**Exercise:**
Output each entry below as it stands, leaving out every picture.

+---+

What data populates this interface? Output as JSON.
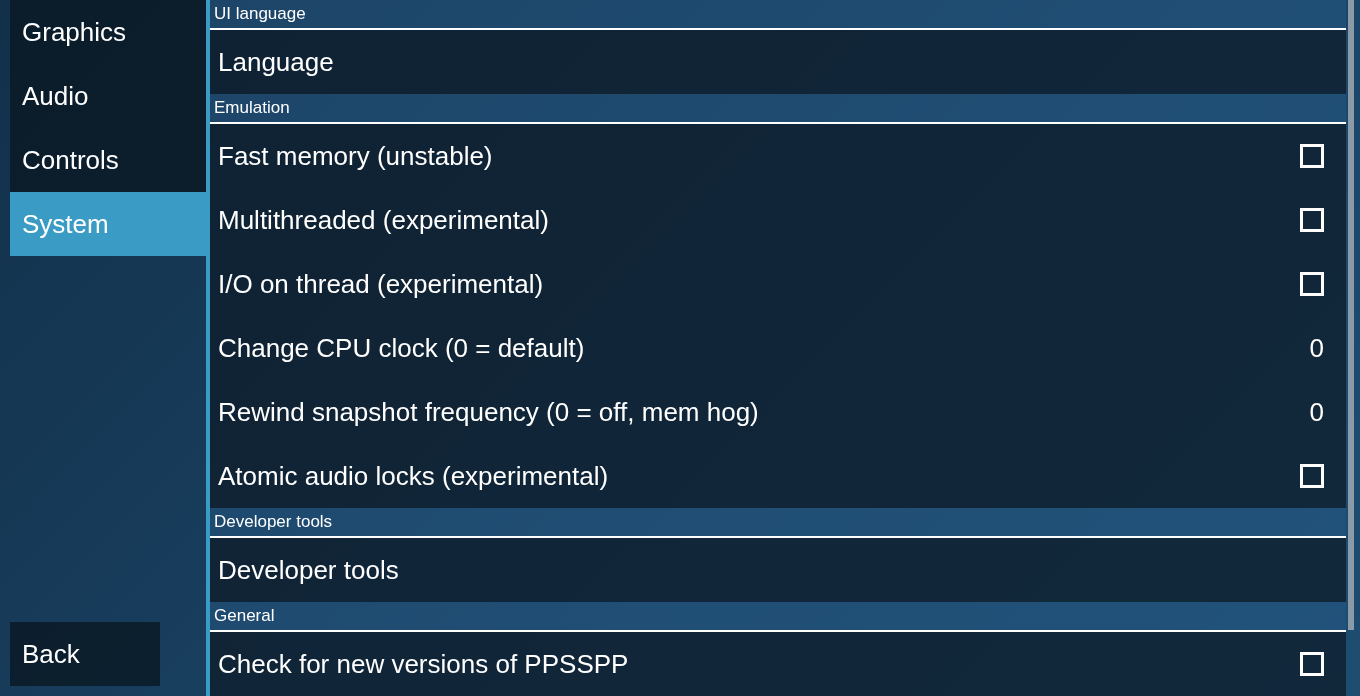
{
  "tabs": [
    {
      "label": "Graphics",
      "selected": false
    },
    {
      "label": "Audio",
      "selected": false
    },
    {
      "label": "Controls",
      "selected": false
    },
    {
      "label": "System",
      "selected": true
    }
  ],
  "back_button": "Back",
  "sections": [
    {
      "title": "UI language",
      "items": [
        {
          "kind": "choice",
          "label": "Language"
        }
      ]
    },
    {
      "title": "Emulation",
      "items": [
        {
          "kind": "checkbox",
          "label": "Fast memory (unstable)",
          "checked": false
        },
        {
          "kind": "checkbox",
          "label": "Multithreaded (experimental)",
          "checked": false
        },
        {
          "kind": "checkbox",
          "label": "I/O on thread (experimental)",
          "checked": false
        },
        {
          "kind": "value",
          "label": "Change CPU clock (0 = default)",
          "value": "0"
        },
        {
          "kind": "value",
          "label": "Rewind snapshot frequency (0 = off, mem hog)",
          "value": "0"
        },
        {
          "kind": "checkbox",
          "label": "Atomic audio locks (experimental)",
          "checked": false
        }
      ]
    },
    {
      "title": "Developer tools",
      "items": [
        {
          "kind": "choice",
          "label": "Developer tools"
        }
      ]
    },
    {
      "title": "General",
      "items": [
        {
          "kind": "checkbox",
          "label": "Check for new versions of PPSSPP",
          "checked": false
        }
      ]
    }
  ]
}
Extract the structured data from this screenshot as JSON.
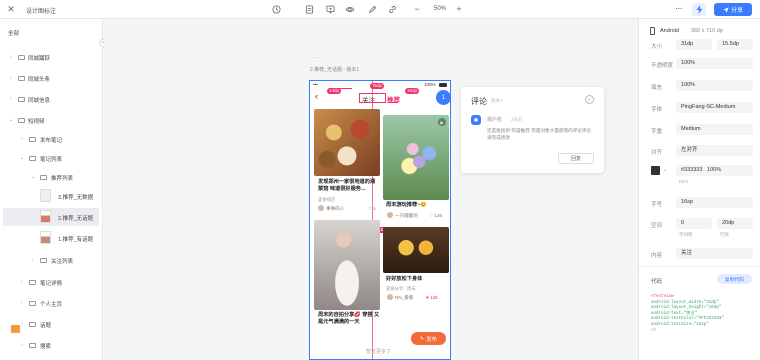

+---+

**Worked answer:**
What data populates this interface? Output as JSON.
{
  "tabs": [
    {
      "label": "Graphics",
      "selected": false
    },
    {
      "label": "Audio",
      "selected": false
    },
    {
      "label": "Controls",
      "selected": false
    },
    {
      "label": "System",
      "selected": true
    }
  ],
  "back_button": "Back",
  "sections": [
    {
      "title": "UI language",
      "items": [
        {
          "kind": "choice",
          "label": "Language"
        }
      ]
    },
    {
      "title": "Emulation",
      "items": [
        {
          "kind": "checkbox",
          "label": "Fast memory (unstable)",
          "checked": false
        },
        {
          "kind": "checkbox",
          "label": "Multithreaded (experimental)",
          "checked": false
        },
        {
          "kind": "checkbox",
          "label": "I/O on thread (experimental)",
          "checked": false
        },
        {
          "kind": "value",
          "label": "Change CPU clock (0 = default)",
          "value": "0"
        },
        {
          "kind": "value",
          "label": "Rewind snapshot frequency (0 = off, mem hog)",
          "value": "0"
        },
        {
          "kind": "checkbox",
          "label": "Atomic audio locks (experimental)",
          "checked": false
        }
      ]
    },
    {
      "title": "Developer tools",
      "items": [
        {
          "kind": "choice",
          "label": "Developer tools"
        }
      ]
    },
    {
      "title": "General",
      "items": [
        {
          "kind": "checkbox",
          "label": "Check for new versions of PPSSPP",
          "checked": false
        }
      ]
    }
  ]
}
Extract the structured data from this screenshot as JSON.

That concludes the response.